──────── DATA FOR THIS TASK ────────

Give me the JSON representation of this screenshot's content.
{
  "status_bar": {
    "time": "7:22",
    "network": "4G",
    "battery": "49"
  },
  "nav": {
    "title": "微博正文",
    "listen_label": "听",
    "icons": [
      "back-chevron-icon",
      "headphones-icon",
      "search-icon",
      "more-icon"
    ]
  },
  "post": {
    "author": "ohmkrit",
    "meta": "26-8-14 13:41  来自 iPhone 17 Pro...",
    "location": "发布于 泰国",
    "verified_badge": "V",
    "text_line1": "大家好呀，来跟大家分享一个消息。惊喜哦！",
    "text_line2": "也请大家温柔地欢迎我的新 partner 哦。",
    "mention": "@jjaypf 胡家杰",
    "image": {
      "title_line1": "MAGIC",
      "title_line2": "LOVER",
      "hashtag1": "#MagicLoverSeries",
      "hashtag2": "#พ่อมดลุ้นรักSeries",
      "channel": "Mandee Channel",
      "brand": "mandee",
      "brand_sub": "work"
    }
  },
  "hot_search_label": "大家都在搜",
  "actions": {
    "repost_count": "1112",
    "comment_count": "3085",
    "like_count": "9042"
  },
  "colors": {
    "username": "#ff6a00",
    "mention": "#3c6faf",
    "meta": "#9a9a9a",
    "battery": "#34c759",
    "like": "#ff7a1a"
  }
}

────────

*INSTRUCTIONS FOR THE TASK*
Word for word, extract all the records.

*WRITTEN ANSWER*
Give me the JSON representation of this screenshot's content.
{
  "status_bar": {
    "time": "7:22",
    "network": "4G",
    "battery": "49"
  },
  "nav": {
    "title": "微博正文",
    "listen_label": "听",
    "icons": [
      "back-chevron-icon",
      "headphones-icon",
      "search-icon",
      "more-icon"
    ]
  },
  "post": {
    "author": "ohmkrit",
    "meta": "26-8-14 13:41  来自 iPhone 17 Pro...",
    "location": "发布于 泰国",
    "verified_badge": "V",
    "text_line1": "大家好呀，来跟大家分享一个消息。惊喜哦！",
    "text_line2": "也请大家温柔地欢迎我的新 partner 哦。",
    "mention": "@jjaypf 胡家杰",
    "image": {
      "title_line1": "MAGIC",
      "title_line2": "LOVER",
      "hashtag1": "#MagicLoverSeries",
      "hashtag2": "#พ่อมดลุ้นรักSeries",
      "channel": "Mandee Channel",
      "brand": "mandee",
      "brand_sub": "work"
    }
  },
  "hot_search_label": "大家都在搜",
  "actions": {
    "repost_count": "1112",
    "comment_count": "3085",
    "like_count": "9042"
  },
  "colors": {
    "username": "#ff6a00",
    "mention": "#3c6faf",
    "meta": "#9a9a9a",
    "battery": "#34c759",
    "like": "#ff7a1a"
  }
}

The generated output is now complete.